→ PROMPT: Below are some records; give them all again exactly, but not the pictures.

Records from a collection:
* Start *

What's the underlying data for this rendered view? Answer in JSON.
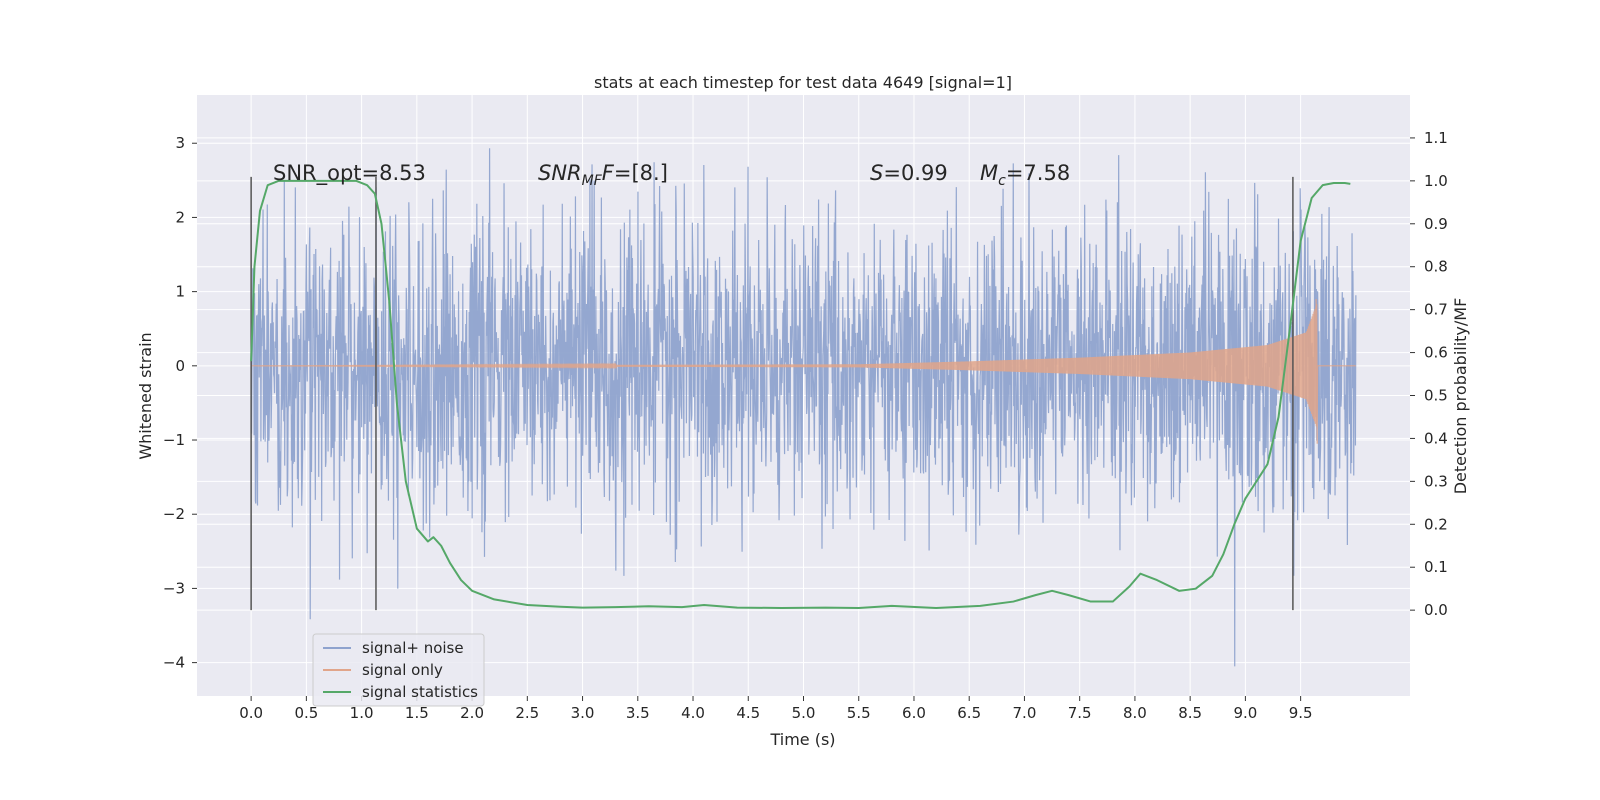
{
  "chart_data": {
    "type": "line",
    "title": "stats at each timestep for test data 4649 [signal=1]",
    "xlabel": "Time (s)",
    "ylabel_left": "Whitened strain",
    "ylabel_right": "Detection probability/MF",
    "xlim": [
      -0.49,
      10.49
    ],
    "ylim_left": [
      -4.45,
      3.65
    ],
    "ylim_right": [
      -0.2,
      1.2
    ],
    "x_ticks": [
      "0.0",
      "0.5",
      "1.0",
      "1.5",
      "2.0",
      "2.5",
      "3.0",
      "3.5",
      "4.0",
      "4.5",
      "5.0",
      "5.5",
      "6.0",
      "6.5",
      "7.0",
      "7.5",
      "8.0",
      "8.5",
      "9.0",
      "9.5"
    ],
    "y_ticks_left": [
      "3",
      "2",
      "1",
      "0",
      "−1",
      "−2",
      "−3",
      "−4"
    ],
    "y_ticks_right": [
      "1.1",
      "1.0",
      "0.9",
      "0.8",
      "0.7",
      "0.6",
      "0.5",
      "0.4",
      "0.3",
      "0.2",
      "0.1",
      "0.0"
    ],
    "grid": true,
    "background": "#eaeaf2",
    "colors": {
      "noise": "#8fa3ce",
      "signal": "#e1a58a",
      "stats": "#55a868",
      "vline": "#555555"
    },
    "annotations": {
      "snr_opt": "SNR_opt=8.53",
      "snr_mf_prefix": "SNR",
      "snr_mf_sub": "MF",
      "snr_mf_value": "=[8.]",
      "s_sym": "S",
      "s_value": "=0.99",
      "mc_sym": "M",
      "mc_sub": "c",
      "mc_value": "=7.58"
    },
    "vertical_lines_x": [
      0.0,
      1.13,
      9.43
    ],
    "signal_plus_noise": {
      "name": "signal+ noise",
      "x_range": [
        0.0,
        10.0
      ],
      "typical_amplitude": 1.35,
      "min": -4.05,
      "max": 3.38
    },
    "signal_only": {
      "name": "signal only",
      "x_range": [
        0.0,
        10.0
      ],
      "envelope": [
        {
          "x": 0.0,
          "amp": 0.0
        },
        {
          "x": 5.5,
          "amp": 0.02
        },
        {
          "x": 6.5,
          "amp": 0.06
        },
        {
          "x": 7.5,
          "amp": 0.11
        },
        {
          "x": 8.5,
          "amp": 0.18
        },
        {
          "x": 9.2,
          "amp": 0.28
        },
        {
          "x": 9.55,
          "amp": 0.45
        },
        {
          "x": 9.65,
          "amp": 0.85
        }
      ],
      "merger_x": 9.65
    },
    "signal_statistics": {
      "name": "signal statistics",
      "x": [
        0.0,
        0.03,
        0.08,
        0.15,
        0.25,
        0.4,
        0.6,
        0.8,
        0.95,
        1.05,
        1.12,
        1.18,
        1.25,
        1.32,
        1.4,
        1.5,
        1.6,
        1.65,
        1.72,
        1.8,
        1.9,
        2.0,
        2.2,
        2.5,
        2.8,
        3.0,
        3.3,
        3.6,
        3.9,
        4.1,
        4.4,
        4.8,
        5.2,
        5.5,
        5.8,
        6.2,
        6.6,
        6.9,
        7.1,
        7.25,
        7.4,
        7.6,
        7.8,
        7.95,
        8.05,
        8.2,
        8.4,
        8.55,
        8.7,
        8.8,
        8.9,
        9.0,
        9.1,
        9.2,
        9.3,
        9.4,
        9.5,
        9.6,
        9.7,
        9.8,
        9.9,
        9.95
      ],
      "values": [
        0.58,
        0.8,
        0.93,
        0.99,
        1.0,
        1.0,
        1.0,
        1.0,
        1.0,
        0.99,
        0.97,
        0.9,
        0.72,
        0.48,
        0.3,
        0.19,
        0.16,
        0.17,
        0.15,
        0.11,
        0.07,
        0.045,
        0.025,
        0.012,
        0.008,
        0.006,
        0.007,
        0.009,
        0.007,
        0.012,
        0.006,
        0.005,
        0.006,
        0.005,
        0.01,
        0.005,
        0.01,
        0.02,
        0.035,
        0.045,
        0.035,
        0.02,
        0.02,
        0.055,
        0.085,
        0.07,
        0.045,
        0.05,
        0.08,
        0.13,
        0.2,
        0.26,
        0.3,
        0.34,
        0.45,
        0.65,
        0.86,
        0.96,
        0.99,
        0.995,
        0.995,
        0.993
      ]
    },
    "legend": {
      "placement": "lower-left",
      "entries": [
        "signal+ noise",
        "signal only",
        "signal statistics"
      ]
    }
  }
}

* End *

→ OUTPUT BELOW:
What's the underlying data for this rendered view? Answer in JSON.
{
  "chart_data": {
    "type": "line",
    "title": "stats at each timestep for test data 4649 [signal=1]",
    "xlabel": "Time (s)",
    "ylabel_left": "Whitened strain",
    "ylabel_right": "Detection probability/MF",
    "xlim": [
      -0.49,
      10.49
    ],
    "ylim_left": [
      -4.45,
      3.65
    ],
    "ylim_right": [
      -0.2,
      1.2
    ],
    "x_ticks": [
      "0.0",
      "0.5",
      "1.0",
      "1.5",
      "2.0",
      "2.5",
      "3.0",
      "3.5",
      "4.0",
      "4.5",
      "5.0",
      "5.5",
      "6.0",
      "6.5",
      "7.0",
      "7.5",
      "8.0",
      "8.5",
      "9.0",
      "9.5"
    ],
    "y_ticks_left": [
      "3",
      "2",
      "1",
      "0",
      "−1",
      "−2",
      "−3",
      "−4"
    ],
    "y_ticks_right": [
      "1.1",
      "1.0",
      "0.9",
      "0.8",
      "0.7",
      "0.6",
      "0.5",
      "0.4",
      "0.3",
      "0.2",
      "0.1",
      "0.0"
    ],
    "grid": true,
    "background": "#eaeaf2",
    "colors": {
      "noise": "#8fa3ce",
      "signal": "#e1a58a",
      "stats": "#55a868",
      "vline": "#555555"
    },
    "annotations": {
      "snr_opt": "SNR_opt=8.53",
      "snr_mf_prefix": "SNR",
      "snr_mf_sub": "MF",
      "snr_mf_value": "=[8.]",
      "s_sym": "S",
      "s_value": "=0.99",
      "mc_sym": "M",
      "mc_sub": "c",
      "mc_value": "=7.58"
    },
    "vertical_lines_x": [
      0.0,
      1.13,
      9.43
    ],
    "signal_plus_noise": {
      "name": "signal+ noise",
      "x_range": [
        0.0,
        10.0
      ],
      "typical_amplitude": 1.35,
      "min": -4.05,
      "max": 3.38
    },
    "signal_only": {
      "name": "signal only",
      "x_range": [
        0.0,
        10.0
      ],
      "envelope": [
        {
          "x": 0.0,
          "amp": 0.0
        },
        {
          "x": 5.5,
          "amp": 0.02
        },
        {
          "x": 6.5,
          "amp": 0.06
        },
        {
          "x": 7.5,
          "amp": 0.11
        },
        {
          "x": 8.5,
          "amp": 0.18
        },
        {
          "x": 9.2,
          "amp": 0.28
        },
        {
          "x": 9.55,
          "amp": 0.45
        },
        {
          "x": 9.65,
          "amp": 0.85
        }
      ],
      "merger_x": 9.65
    },
    "signal_statistics": {
      "name": "signal statistics",
      "x": [
        0.0,
        0.03,
        0.08,
        0.15,
        0.25,
        0.4,
        0.6,
        0.8,
        0.95,
        1.05,
        1.12,
        1.18,
        1.25,
        1.32,
        1.4,
        1.5,
        1.6,
        1.65,
        1.72,
        1.8,
        1.9,
        2.0,
        2.2,
        2.5,
        2.8,
        3.0,
        3.3,
        3.6,
        3.9,
        4.1,
        4.4,
        4.8,
        5.2,
        5.5,
        5.8,
        6.2,
        6.6,
        6.9,
        7.1,
        7.25,
        7.4,
        7.6,
        7.8,
        7.95,
        8.05,
        8.2,
        8.4,
        8.55,
        8.7,
        8.8,
        8.9,
        9.0,
        9.1,
        9.2,
        9.3,
        9.4,
        9.5,
        9.6,
        9.7,
        9.8,
        9.9,
        9.95
      ],
      "values": [
        0.58,
        0.8,
        0.93,
        0.99,
        1.0,
        1.0,
        1.0,
        1.0,
        1.0,
        0.99,
        0.97,
        0.9,
        0.72,
        0.48,
        0.3,
        0.19,
        0.16,
        0.17,
        0.15,
        0.11,
        0.07,
        0.045,
        0.025,
        0.012,
        0.008,
        0.006,
        0.007,
        0.009,
        0.007,
        0.012,
        0.006,
        0.005,
        0.006,
        0.005,
        0.01,
        0.005,
        0.01,
        0.02,
        0.035,
        0.045,
        0.035,
        0.02,
        0.02,
        0.055,
        0.085,
        0.07,
        0.045,
        0.05,
        0.08,
        0.13,
        0.2,
        0.26,
        0.3,
        0.34,
        0.45,
        0.65,
        0.86,
        0.96,
        0.99,
        0.995,
        0.995,
        0.993
      ]
    },
    "legend": {
      "placement": "lower-left",
      "entries": [
        "signal+ noise",
        "signal only",
        "signal statistics"
      ]
    }
  }
}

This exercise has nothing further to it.